(Source records)

** begin **

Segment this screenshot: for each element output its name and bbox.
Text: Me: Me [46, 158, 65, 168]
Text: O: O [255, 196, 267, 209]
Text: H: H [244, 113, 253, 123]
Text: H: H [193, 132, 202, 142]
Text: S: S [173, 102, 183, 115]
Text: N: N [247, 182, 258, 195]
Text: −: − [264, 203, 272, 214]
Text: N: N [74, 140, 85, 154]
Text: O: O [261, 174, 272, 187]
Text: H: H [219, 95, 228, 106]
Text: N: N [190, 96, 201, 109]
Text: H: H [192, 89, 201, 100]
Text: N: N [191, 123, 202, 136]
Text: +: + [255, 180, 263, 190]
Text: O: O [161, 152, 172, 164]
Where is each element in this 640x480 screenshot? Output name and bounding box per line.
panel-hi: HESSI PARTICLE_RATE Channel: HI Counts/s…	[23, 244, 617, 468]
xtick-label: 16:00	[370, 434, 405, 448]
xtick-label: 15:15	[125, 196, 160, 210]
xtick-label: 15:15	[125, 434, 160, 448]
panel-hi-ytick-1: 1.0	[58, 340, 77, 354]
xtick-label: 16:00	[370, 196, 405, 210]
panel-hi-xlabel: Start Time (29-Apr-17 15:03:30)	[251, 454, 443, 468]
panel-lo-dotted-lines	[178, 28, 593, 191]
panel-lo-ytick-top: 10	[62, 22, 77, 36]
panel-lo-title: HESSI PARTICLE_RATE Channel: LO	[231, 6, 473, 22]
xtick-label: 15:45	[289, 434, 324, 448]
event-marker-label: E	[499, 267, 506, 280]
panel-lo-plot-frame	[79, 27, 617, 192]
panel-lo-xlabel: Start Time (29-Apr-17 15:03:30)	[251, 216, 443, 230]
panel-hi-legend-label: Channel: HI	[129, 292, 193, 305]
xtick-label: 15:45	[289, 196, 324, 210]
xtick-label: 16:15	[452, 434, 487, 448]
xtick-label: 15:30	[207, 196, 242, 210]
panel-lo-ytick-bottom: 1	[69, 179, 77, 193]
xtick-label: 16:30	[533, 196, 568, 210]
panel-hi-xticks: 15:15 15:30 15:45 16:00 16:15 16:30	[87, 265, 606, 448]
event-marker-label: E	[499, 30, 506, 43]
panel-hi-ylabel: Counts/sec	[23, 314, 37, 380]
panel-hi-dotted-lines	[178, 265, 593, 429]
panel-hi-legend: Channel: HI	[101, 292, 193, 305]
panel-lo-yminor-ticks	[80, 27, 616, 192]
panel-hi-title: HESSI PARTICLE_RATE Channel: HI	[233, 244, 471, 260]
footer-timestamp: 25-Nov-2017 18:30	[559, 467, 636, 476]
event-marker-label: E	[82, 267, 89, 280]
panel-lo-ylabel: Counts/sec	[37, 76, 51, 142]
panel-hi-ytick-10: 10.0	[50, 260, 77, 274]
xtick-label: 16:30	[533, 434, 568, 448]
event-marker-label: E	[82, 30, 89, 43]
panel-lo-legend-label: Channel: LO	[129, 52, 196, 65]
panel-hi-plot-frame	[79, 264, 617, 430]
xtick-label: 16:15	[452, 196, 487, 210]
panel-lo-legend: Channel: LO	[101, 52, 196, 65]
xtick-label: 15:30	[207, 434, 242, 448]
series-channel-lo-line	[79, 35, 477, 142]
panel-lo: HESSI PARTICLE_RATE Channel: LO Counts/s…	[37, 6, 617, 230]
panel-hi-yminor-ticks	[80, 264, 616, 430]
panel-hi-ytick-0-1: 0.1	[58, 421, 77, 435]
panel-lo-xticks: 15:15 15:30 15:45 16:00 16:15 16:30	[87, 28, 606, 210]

** end **

*What you should do*.
Retype every one of the source lines above, character for character.

*Solution to this exercise*.
Segment this screenshot: for each element output its name and bbox.
Text: Me: Me [46, 158, 65, 168]
Text: O: O [255, 196, 267, 209]
Text: H: H [244, 113, 253, 123]
Text: H: H [193, 132, 202, 142]
Text: S: S [173, 102, 183, 115]
Text: N: N [247, 182, 258, 195]
Text: −: − [264, 203, 272, 214]
Text: N: N [74, 140, 85, 154]
Text: O: O [261, 174, 272, 187]
Text: H: H [219, 95, 228, 106]
Text: N: N [190, 96, 201, 109]
Text: H: H [192, 89, 201, 100]
Text: N: N [191, 123, 202, 136]
Text: +: + [255, 180, 263, 190]
Text: O: O [161, 152, 172, 164]
Where is each element in this 640x480 screenshot? Output name and bounding box per line.
panel-hi: HESSI PARTICLE_RATE Channel: HI Counts/s…	[23, 244, 617, 468]
xtick-label: 16:00	[370, 434, 405, 448]
xtick-label: 15:15	[125, 196, 160, 210]
xtick-label: 15:15	[125, 434, 160, 448]
panel-hi-ytick-1: 1.0	[58, 340, 77, 354]
xtick-label: 16:00	[370, 196, 405, 210]
panel-hi-xlabel: Start Time (29-Apr-17 15:03:30)	[251, 454, 443, 468]
panel-lo-dotted-lines	[178, 28, 593, 191]
panel-lo-ytick-top: 10	[62, 22, 77, 36]
panel-lo-title: HESSI PARTICLE_RATE Channel: LO	[231, 6, 473, 22]
xtick-label: 15:45	[289, 434, 324, 448]
event-marker-label: E	[499, 267, 506, 280]
panel-lo-plot-frame	[79, 27, 617, 192]
panel-lo-xlabel: Start Time (29-Apr-17 15:03:30)	[251, 216, 443, 230]
panel-hi-legend-label: Channel: HI	[129, 292, 193, 305]
xtick-label: 15:45	[289, 196, 324, 210]
xtick-label: 16:15	[452, 434, 487, 448]
xtick-label: 15:30	[207, 196, 242, 210]
panel-lo-ytick-bottom: 1	[69, 179, 77, 193]
xtick-label: 16:30	[533, 196, 568, 210]
panel-hi-xticks: 15:15 15:30 15:45 16:00 16:15 16:30	[87, 265, 606, 448]
event-marker-label: E	[499, 30, 506, 43]
panel-hi-ylabel: Counts/sec	[23, 314, 37, 380]
panel-hi-dotted-lines	[178, 265, 593, 429]
panel-hi-legend: Channel: HI	[101, 292, 193, 305]
panel-lo-yminor-ticks	[80, 27, 616, 192]
panel-hi-title: HESSI PARTICLE_RATE Channel: HI	[233, 244, 471, 260]
footer-timestamp: 25-Nov-2017 18:30	[559, 467, 636, 476]
event-marker-label: E	[82, 267, 89, 280]
panel-lo-ylabel: Counts/sec	[37, 76, 51, 142]
panel-hi-ytick-10: 10.0	[50, 260, 77, 274]
xtick-label: 16:30	[533, 434, 568, 448]
event-marker-label: E	[82, 30, 89, 43]
panel-lo-legend-label: Channel: LO	[129, 52, 196, 65]
panel-hi-plot-frame	[79, 264, 617, 430]
xtick-label: 16:15	[452, 196, 487, 210]
panel-lo-legend: Channel: LO	[101, 52, 196, 65]
xtick-label: 15:30	[207, 434, 242, 448]
series-channel-lo-line	[79, 35, 477, 142]
panel-lo: HESSI PARTICLE_RATE Channel: LO Counts/s…	[37, 6, 617, 230]
panel-hi-yminor-ticks	[80, 264, 616, 430]
panel-hi-ytick-0-1: 0.1	[58, 421, 77, 435]
panel-lo-xticks: 15:15 15:30 15:45 16:00 16:15 16:30	[87, 28, 606, 210]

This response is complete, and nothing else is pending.